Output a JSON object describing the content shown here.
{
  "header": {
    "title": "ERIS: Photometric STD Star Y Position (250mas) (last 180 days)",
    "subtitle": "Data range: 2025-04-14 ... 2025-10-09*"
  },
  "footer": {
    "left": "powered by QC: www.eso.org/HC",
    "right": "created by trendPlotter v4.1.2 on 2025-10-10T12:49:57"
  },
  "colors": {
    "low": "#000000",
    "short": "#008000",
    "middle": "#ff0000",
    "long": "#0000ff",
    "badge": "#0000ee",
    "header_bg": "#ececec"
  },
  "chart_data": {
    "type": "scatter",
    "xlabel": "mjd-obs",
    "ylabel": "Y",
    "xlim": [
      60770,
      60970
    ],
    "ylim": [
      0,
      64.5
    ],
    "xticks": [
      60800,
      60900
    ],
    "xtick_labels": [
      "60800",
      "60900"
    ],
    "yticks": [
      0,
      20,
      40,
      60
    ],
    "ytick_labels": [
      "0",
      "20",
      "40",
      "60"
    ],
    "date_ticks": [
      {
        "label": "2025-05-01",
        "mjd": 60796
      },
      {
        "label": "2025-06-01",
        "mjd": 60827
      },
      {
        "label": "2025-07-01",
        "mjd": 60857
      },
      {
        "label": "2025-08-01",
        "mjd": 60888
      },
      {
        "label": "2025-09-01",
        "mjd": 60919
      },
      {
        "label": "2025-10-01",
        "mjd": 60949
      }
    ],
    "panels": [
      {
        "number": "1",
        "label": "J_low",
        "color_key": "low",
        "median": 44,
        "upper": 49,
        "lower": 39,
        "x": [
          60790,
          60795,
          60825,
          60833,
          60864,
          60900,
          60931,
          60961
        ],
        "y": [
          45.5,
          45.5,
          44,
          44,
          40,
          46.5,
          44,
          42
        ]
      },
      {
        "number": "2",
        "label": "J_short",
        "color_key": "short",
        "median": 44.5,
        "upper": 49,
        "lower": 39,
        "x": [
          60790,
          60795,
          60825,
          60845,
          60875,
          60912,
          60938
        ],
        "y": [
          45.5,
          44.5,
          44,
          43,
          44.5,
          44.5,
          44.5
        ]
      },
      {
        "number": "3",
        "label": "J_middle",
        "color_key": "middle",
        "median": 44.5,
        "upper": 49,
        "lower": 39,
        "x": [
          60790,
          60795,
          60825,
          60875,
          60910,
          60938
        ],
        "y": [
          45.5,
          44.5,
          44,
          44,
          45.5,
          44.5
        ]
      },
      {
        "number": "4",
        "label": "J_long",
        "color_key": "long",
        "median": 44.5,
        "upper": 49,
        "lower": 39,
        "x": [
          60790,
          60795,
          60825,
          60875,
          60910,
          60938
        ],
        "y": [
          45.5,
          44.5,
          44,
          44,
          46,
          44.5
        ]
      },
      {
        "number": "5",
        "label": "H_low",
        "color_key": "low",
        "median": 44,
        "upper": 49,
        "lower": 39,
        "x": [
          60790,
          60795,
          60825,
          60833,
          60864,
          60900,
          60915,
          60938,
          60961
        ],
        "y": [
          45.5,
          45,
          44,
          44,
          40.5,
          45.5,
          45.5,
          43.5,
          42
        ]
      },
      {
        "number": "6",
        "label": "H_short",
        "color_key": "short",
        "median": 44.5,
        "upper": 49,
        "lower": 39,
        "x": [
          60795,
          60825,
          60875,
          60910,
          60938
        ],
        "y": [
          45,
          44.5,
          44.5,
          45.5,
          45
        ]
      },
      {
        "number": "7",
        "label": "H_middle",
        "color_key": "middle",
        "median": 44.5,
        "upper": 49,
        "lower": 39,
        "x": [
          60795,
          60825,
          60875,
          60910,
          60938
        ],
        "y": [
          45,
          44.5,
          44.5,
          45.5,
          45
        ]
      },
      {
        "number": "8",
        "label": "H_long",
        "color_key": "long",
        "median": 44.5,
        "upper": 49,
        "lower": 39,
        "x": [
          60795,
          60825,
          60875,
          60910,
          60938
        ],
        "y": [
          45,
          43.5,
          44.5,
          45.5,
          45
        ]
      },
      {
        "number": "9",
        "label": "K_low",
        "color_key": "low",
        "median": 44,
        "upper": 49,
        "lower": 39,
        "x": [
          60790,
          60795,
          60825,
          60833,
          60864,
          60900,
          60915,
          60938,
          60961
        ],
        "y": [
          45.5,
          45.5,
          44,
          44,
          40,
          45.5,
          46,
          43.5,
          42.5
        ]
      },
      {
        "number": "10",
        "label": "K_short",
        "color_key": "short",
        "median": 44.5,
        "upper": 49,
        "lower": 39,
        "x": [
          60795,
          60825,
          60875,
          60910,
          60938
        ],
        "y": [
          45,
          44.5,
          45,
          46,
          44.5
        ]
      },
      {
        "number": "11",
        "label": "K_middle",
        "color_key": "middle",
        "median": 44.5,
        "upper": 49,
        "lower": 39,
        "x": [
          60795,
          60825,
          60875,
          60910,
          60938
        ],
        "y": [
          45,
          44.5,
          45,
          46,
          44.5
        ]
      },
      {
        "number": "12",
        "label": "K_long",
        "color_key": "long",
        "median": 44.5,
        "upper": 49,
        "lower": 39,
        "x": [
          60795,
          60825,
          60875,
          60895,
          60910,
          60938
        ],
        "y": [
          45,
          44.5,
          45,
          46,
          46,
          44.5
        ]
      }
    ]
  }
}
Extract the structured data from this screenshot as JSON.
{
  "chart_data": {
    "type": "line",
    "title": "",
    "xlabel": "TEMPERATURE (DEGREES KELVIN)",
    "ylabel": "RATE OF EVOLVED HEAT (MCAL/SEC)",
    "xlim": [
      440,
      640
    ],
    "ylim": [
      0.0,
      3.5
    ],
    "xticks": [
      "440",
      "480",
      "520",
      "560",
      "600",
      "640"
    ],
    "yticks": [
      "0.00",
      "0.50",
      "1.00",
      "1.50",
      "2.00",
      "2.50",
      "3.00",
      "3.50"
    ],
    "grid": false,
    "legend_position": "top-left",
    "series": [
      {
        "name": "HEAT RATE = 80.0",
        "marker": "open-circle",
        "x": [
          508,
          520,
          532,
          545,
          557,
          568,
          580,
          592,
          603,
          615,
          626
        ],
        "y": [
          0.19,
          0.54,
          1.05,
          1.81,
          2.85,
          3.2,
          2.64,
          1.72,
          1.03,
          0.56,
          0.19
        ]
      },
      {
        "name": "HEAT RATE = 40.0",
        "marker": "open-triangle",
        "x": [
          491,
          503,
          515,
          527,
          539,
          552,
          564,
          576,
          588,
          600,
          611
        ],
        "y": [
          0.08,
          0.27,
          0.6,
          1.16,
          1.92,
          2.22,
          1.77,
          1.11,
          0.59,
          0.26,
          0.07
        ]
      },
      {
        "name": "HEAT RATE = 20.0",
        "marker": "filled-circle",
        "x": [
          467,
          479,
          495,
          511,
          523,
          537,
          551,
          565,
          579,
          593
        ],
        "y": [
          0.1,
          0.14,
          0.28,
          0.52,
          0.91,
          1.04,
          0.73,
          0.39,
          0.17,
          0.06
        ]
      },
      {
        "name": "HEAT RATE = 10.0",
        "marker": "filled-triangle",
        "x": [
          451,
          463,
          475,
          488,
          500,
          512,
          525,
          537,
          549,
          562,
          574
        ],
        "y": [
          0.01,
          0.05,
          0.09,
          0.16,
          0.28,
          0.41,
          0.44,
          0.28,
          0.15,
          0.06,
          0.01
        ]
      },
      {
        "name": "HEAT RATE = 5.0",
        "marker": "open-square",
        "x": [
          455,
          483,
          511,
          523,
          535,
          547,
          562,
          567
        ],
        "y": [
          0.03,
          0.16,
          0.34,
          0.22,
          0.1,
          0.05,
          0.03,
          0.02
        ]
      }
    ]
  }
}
******************************
> _WORK INSTRUCTIONS_: In the records above, collect each line with "open".

> _EXERCISE ANSWER_:
        "marker": "open-circle",
        "marker": "open-triangle",
        "marker": "open-square",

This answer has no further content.